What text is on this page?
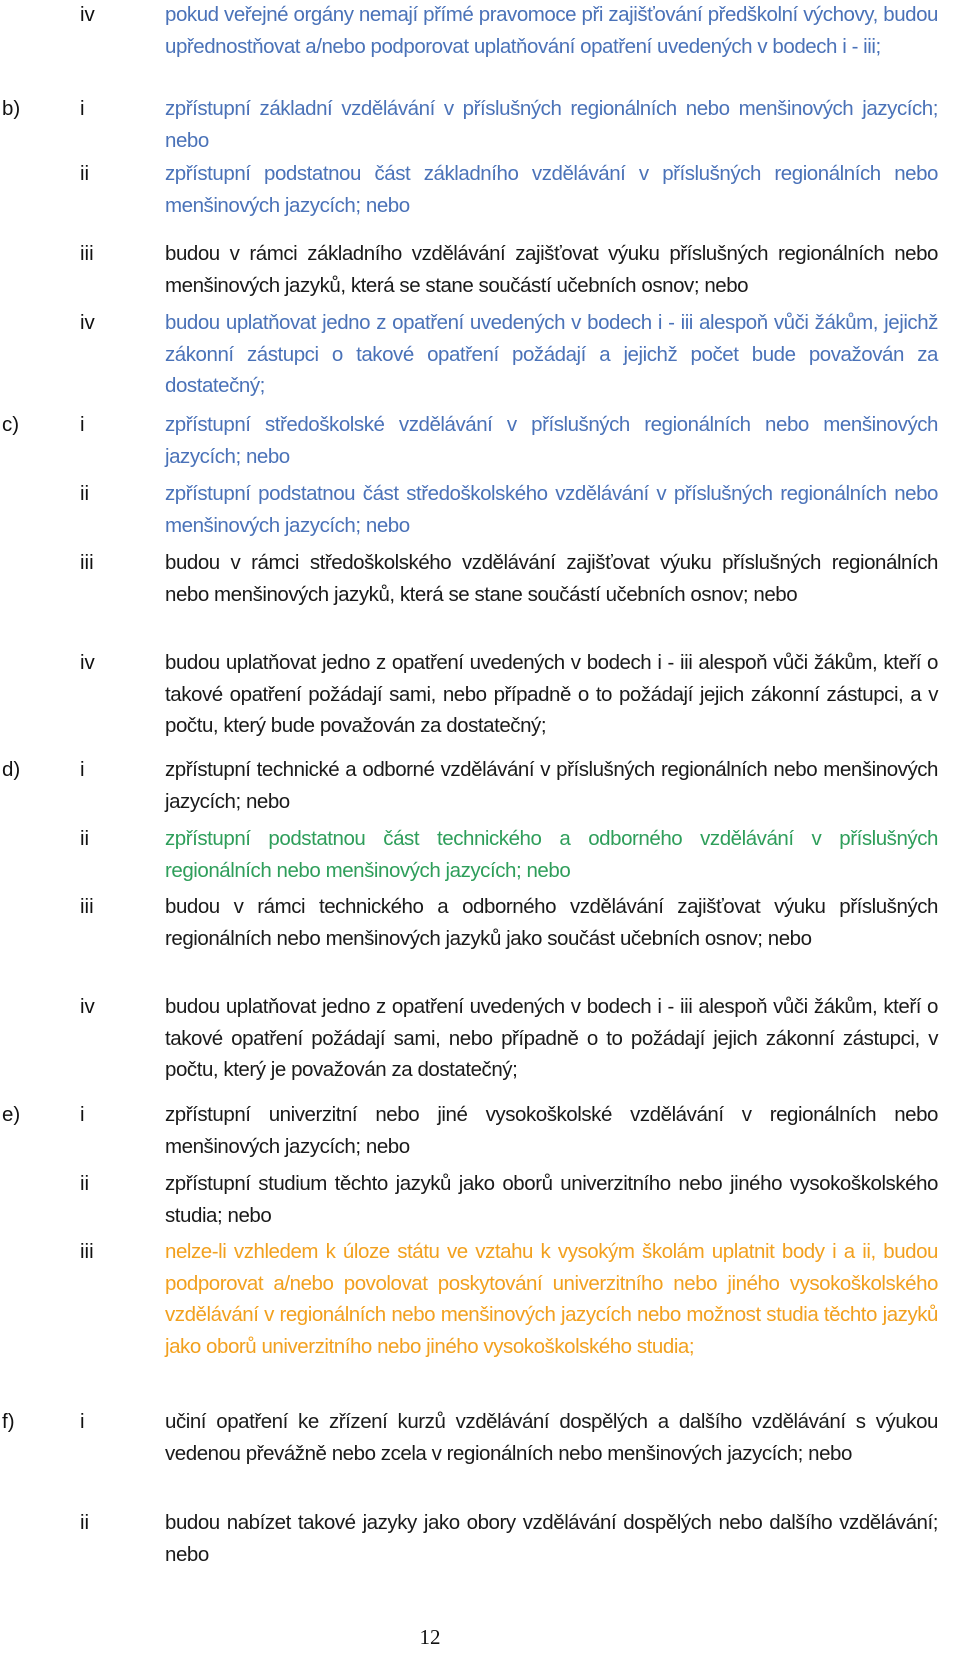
iv	pokud veřejné orgány nemají přímé pravomoce při zajišťování předškolní výchovy, budou upřednostňovat a/nebo podporovat uplatňování opatření uvedených v bodech i - iii;
b)	i	zpřístupní základní vzdělávání v příslušných regionálních nebo menšinových jazycích; nebo
ii	zpřístupní podstatnou část základního vzdělávání v příslušných regionálních nebo menšinových jazycích; nebo
iii	budou v rámci základního vzdělávání zajišťovat výuku příslušných regionálních nebo menšinových jazyků, která se stane součástí učebních osnov; nebo
iv	budou uplatňovat jedno z opatření uvedených v bodech i - iii alespoň vůči žákům, jejichž zákonní zástupci o takové opatření požádají a jejichž počet bude považován za dostatečný;
c)	i	zpřístupní středoškolské vzdělávání v příslušných regionálních nebo menšinových jazycích; nebo
ii	zpřístupní podstatnou část středoškolského vzdělávání v příslušných regionálních nebo menšinových jazycích; nebo
iii	budou v rámci středoškolského vzdělávání zajišťovat výuku příslušných regionálních nebo menšinových jazyků, která se stane součástí učebních osnov; nebo
iv	budou uplatňovat jedno z opatření uvedených v bodech i - iii alespoň vůči žákům, kteří o takové opatření požádají sami, nebo případně o to požádají jejich zákonní zástupci, a v počtu, který bude považován za dostatečný;
d)	i	zpřístupní technické a odborné vzdělávání v příslušných regionálních nebo menšinových jazycích; nebo
ii	zpřístupní podstatnou část technického a odborného vzdělávání v příslušných regionálních nebo menšinových jazycích; nebo
iii	budou v rámci technického a odborného vzdělávání zajišťovat výuku příslušných regionálních nebo menšinových jazyků jako součást učebních osnov; nebo
iv	budou uplatňovat jedno z opatření uvedených v bodech i - iii alespoň vůči žákům, kteří o takové opatření požádají sami, nebo případně o to požádají jejich zákonní zástupci, v počtu, který je považován za dostatečný;
e)	i	zpřístupní univerzitní nebo jiné vysokoškolské vzdělávání v regionálních nebo menšinových jazycích; nebo
ii	zpřístupní studium těchto jazyků jako oborů univerzitního nebo jiného vysokoškolského studia; nebo
iii	nelze-li vzhledem k úloze státu ve vztahu k vysokým školám uplatnit body i a ii, budou podporovat a/nebo povolovat poskytování univerzitního nebo jiného vysokoškolského vzdělávání v regionálních nebo menšinových jazycích nebo možnost studia těchto jazyků jako oborů univerzitního nebo jiného vysokoškolského studia;
f)	i	učiní opatření ke zřízení kurzů vzdělávání dospělých a dalšího vzdělávání s výukou vedenou převážně nebo zcela v regionálních nebo menšinových jazycích; nebo
ii	budou nabízet takové jazyky jako obory vzdělávání dospělých nebo dalšího vzdělávání; nebo
12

[AIM]
Search the data for the word "technického" and copy each line where it appears.

[OUTPUT BELOW]
ii	zpřístupní podstatnou část technického a odborného vzdělávání v příslušných regionálních nebo menšinových jazycích; nebo
iii	budou v rámci technického a odborného vzdělávání zajišťovat výuku příslušných regionálních nebo menšinových jazyků jako součást učebních osnov; nebo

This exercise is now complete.